Dataset entries:
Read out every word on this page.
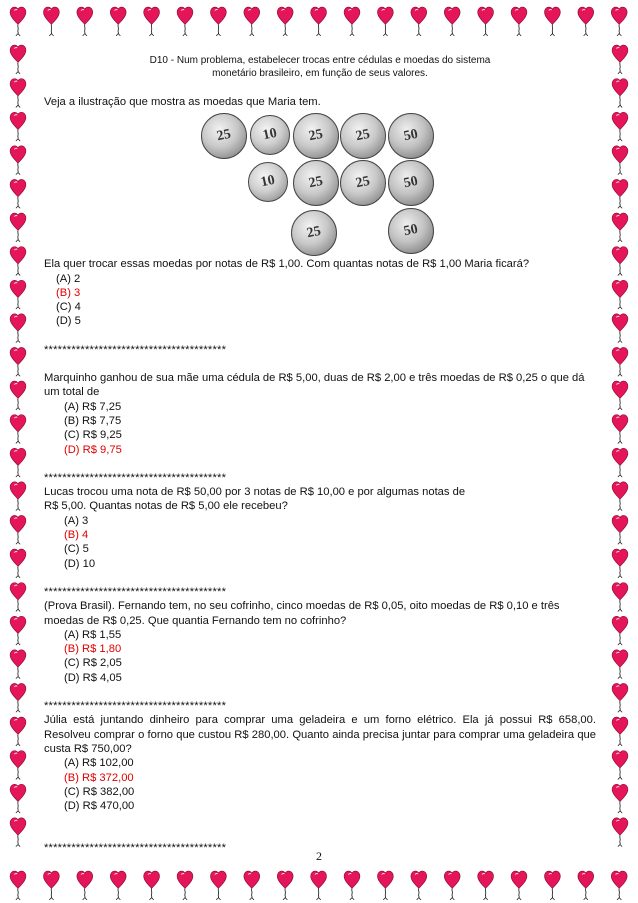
D10 - Num problema, estabelecer trocas entre cédulas e moedas do sistema
monetário brasileiro, em função de seus valores.

Veja a ilustração que mostra as moedas que Maria tem.

25 10 25 25 50
10 25 25 50
25	50

Ela quer trocar essas moedas por notas de R$ 1,00. Com quantas notas de R$ 1,00 Maria ficará?

(A) 2

(B) 3

(C) 4

(D) 5

****************************************

Marquinho ganhou de sua mãe uma cédula de R$ 5,00, duas de R$ 2,00 e três moedas de R$ 0,25 o que dá um total de

(A) R$ 7,25

(B) R$ 7,75

(C) R$ 9,25

(D) R$ 9,75

****************************************

Lucas trocou uma nota de R$ 50,00 por 3 notas de R$ 10,00 e por algumas notas de

R$ 5,00. Quantas notas de R$ 5,00 ele recebeu?

(A) 3

(B) 4

(C) 5

(D) 10

****************************************

(Prova Brasil). Fernando tem, no seu cofrinho, cinco moedas de R$ 0,05, oito moedas de R$ 0,10 e três moedas de R$ 0,25. Que quantia Fernando tem no cofrinho?

(A) R$ 1,55

(B) R$ 1,80

(C) R$ 2,05

(D) R$ 4,05

****************************************

Júlia está juntando dinheiro para comprar uma geladeira e um forno elétrico. Ela já possui R$ 658,00. Resolveu comprar o forno que custou R$ 280,00. Quanto ainda precisa juntar para comprar uma geladeira que custa R$ 750,00?

(A) R$ 102,00

(B) R$ 372,00

(C) R$ 382,00

(D) R$ 470,00

****************************************

2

#### Set task
Look over the listing above. Pick out and copy every line that includes "notas".

#### The answer
Ela quer trocar essas moedas por notas de R$ 1,00. Com quantas notas de R$ 1,00 Maria ficará?
Lucas trocou uma nota de R$ 50,00 por 3 notas de R$ 10,00 e por algumas notas de
R$ 5,00. Quantas notas de R$ 5,00 ele recebeu?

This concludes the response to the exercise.